* _To do_
What is the number of lines in these entries that contain "brought"? State it alone.

•••••

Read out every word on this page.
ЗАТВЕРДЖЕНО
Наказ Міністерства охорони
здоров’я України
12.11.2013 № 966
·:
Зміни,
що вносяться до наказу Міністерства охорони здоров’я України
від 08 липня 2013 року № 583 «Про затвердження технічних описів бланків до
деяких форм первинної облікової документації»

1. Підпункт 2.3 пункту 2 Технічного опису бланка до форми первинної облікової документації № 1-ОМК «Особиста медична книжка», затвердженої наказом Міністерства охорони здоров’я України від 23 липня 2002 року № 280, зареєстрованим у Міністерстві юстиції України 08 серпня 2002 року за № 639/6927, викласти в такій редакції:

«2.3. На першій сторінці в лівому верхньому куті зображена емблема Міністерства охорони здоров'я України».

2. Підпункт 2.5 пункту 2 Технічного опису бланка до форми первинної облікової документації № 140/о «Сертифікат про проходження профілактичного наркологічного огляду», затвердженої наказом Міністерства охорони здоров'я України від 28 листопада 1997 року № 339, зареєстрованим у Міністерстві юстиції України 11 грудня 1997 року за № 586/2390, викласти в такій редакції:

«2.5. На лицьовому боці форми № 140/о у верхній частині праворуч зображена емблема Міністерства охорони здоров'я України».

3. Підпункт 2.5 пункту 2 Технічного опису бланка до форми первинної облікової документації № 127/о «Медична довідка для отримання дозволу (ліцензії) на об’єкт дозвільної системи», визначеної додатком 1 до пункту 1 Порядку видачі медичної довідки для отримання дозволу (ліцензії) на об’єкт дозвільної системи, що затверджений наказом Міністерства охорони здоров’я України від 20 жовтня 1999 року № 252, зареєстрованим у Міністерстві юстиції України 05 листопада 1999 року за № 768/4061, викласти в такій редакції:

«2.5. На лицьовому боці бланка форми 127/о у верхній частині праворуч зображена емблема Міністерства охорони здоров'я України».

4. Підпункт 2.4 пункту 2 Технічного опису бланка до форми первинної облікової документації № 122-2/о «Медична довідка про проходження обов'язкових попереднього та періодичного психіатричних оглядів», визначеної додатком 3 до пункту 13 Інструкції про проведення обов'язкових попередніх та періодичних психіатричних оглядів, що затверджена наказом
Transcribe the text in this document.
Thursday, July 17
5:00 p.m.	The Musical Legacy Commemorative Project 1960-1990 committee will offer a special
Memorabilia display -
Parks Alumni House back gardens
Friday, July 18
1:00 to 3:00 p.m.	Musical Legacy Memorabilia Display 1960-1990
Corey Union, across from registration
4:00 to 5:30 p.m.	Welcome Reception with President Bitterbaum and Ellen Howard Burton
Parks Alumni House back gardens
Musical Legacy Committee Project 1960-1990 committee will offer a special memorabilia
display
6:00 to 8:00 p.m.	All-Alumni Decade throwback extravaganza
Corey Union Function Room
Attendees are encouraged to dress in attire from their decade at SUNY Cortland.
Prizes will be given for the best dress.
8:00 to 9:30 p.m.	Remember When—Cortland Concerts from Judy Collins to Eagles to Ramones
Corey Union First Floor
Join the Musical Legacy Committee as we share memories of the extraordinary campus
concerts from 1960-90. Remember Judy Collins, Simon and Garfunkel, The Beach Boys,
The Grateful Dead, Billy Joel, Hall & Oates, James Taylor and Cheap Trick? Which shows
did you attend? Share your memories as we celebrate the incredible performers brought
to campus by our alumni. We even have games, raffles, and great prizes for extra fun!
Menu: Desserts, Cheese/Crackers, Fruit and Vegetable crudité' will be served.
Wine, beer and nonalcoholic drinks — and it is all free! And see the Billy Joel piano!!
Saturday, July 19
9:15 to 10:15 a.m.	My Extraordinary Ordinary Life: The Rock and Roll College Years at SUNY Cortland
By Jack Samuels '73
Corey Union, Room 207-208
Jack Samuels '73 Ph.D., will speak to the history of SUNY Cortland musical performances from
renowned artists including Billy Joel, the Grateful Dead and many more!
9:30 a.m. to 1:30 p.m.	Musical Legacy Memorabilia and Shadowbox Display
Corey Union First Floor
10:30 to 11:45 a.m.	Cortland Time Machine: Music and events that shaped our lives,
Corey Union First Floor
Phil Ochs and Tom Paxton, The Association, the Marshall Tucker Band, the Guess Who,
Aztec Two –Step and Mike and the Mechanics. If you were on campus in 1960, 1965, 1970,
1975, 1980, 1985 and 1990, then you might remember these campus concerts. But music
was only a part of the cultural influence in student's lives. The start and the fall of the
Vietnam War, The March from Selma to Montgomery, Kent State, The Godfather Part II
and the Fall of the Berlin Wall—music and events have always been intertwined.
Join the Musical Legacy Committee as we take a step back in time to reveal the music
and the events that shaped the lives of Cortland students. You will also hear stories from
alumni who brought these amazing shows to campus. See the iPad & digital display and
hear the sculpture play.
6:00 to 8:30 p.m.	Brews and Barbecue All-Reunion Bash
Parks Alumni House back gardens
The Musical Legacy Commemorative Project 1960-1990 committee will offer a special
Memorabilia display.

•••••

* _Solution for this exercise_
2